Aim => From the listing, collect all lines containing the word "title".
━━━━━━
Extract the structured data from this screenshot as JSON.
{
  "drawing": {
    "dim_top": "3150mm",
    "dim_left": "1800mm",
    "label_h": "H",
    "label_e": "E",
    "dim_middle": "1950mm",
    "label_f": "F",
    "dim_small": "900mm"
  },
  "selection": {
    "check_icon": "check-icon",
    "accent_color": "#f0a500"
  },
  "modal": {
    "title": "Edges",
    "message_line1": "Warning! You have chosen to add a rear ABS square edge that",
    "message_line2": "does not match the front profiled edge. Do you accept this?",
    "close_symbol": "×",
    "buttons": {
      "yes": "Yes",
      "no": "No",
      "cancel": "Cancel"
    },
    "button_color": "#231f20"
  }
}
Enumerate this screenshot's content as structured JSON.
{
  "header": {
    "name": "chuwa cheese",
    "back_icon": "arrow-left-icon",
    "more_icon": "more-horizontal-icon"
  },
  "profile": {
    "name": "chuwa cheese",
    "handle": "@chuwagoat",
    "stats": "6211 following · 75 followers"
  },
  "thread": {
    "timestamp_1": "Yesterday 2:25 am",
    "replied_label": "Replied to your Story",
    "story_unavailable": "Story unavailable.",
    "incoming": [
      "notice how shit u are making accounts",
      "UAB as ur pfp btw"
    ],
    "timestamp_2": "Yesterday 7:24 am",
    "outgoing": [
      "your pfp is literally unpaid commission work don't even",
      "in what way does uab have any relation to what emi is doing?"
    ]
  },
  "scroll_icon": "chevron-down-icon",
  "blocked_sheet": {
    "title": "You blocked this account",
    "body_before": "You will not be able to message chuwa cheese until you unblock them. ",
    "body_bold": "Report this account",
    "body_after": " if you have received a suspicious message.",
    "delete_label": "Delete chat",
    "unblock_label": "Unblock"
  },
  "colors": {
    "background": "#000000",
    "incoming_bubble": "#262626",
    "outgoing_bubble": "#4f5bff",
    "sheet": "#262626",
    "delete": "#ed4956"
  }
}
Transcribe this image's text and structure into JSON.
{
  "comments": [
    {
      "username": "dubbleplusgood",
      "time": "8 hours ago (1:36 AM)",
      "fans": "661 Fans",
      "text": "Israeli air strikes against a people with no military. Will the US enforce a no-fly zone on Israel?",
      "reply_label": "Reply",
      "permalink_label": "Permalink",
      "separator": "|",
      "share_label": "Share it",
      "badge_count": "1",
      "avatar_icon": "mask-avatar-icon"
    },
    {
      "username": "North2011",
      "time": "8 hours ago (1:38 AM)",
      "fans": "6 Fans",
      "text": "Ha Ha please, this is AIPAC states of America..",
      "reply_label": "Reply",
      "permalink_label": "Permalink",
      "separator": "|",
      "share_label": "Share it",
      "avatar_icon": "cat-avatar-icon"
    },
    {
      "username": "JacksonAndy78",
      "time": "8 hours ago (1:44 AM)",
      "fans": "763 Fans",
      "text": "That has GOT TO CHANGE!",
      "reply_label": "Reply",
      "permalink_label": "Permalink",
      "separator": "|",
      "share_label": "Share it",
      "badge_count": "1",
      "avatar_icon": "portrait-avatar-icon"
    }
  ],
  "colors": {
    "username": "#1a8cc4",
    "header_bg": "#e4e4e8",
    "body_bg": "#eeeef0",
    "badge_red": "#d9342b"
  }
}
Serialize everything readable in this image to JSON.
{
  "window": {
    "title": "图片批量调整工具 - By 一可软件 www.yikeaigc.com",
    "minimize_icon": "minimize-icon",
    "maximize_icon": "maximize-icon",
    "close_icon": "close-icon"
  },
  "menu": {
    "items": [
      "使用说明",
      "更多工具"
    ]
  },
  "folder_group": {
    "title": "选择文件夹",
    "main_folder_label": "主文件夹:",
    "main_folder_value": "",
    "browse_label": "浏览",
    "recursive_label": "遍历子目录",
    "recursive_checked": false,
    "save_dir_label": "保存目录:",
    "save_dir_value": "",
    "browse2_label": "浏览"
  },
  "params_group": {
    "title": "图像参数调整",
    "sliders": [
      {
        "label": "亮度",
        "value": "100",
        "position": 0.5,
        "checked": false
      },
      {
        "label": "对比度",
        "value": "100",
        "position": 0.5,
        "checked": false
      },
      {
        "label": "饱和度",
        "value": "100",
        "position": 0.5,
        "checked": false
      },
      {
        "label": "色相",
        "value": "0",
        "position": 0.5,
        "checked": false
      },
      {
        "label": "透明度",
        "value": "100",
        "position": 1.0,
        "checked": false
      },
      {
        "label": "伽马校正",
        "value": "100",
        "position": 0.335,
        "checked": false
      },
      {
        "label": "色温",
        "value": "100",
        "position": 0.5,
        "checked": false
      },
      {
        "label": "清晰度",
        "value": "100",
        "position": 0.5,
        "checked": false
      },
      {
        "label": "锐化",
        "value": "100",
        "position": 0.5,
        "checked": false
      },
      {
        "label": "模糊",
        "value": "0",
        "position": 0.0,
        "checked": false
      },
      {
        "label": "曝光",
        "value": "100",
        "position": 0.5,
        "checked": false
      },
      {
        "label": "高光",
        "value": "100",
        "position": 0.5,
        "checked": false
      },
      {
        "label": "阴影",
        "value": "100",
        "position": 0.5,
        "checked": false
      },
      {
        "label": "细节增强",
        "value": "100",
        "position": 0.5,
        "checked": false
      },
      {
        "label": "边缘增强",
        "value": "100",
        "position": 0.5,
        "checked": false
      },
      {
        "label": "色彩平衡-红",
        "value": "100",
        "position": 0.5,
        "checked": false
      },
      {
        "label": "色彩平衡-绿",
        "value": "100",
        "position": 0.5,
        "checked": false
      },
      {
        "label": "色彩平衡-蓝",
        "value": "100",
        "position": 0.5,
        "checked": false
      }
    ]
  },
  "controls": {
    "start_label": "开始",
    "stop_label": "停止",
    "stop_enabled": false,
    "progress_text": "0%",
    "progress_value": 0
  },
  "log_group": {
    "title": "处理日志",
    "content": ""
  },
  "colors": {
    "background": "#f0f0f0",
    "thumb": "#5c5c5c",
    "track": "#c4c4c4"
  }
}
━━━━━━
Result =>
    "title": "Edges",
    "title": "You blocked this account",
    "title": "图片批量调整工具 - By 一可软件 www.yikeaigc.com",
    "title": "选择文件夹",
    "title": "图像参数调整",
    "title": "处理日志",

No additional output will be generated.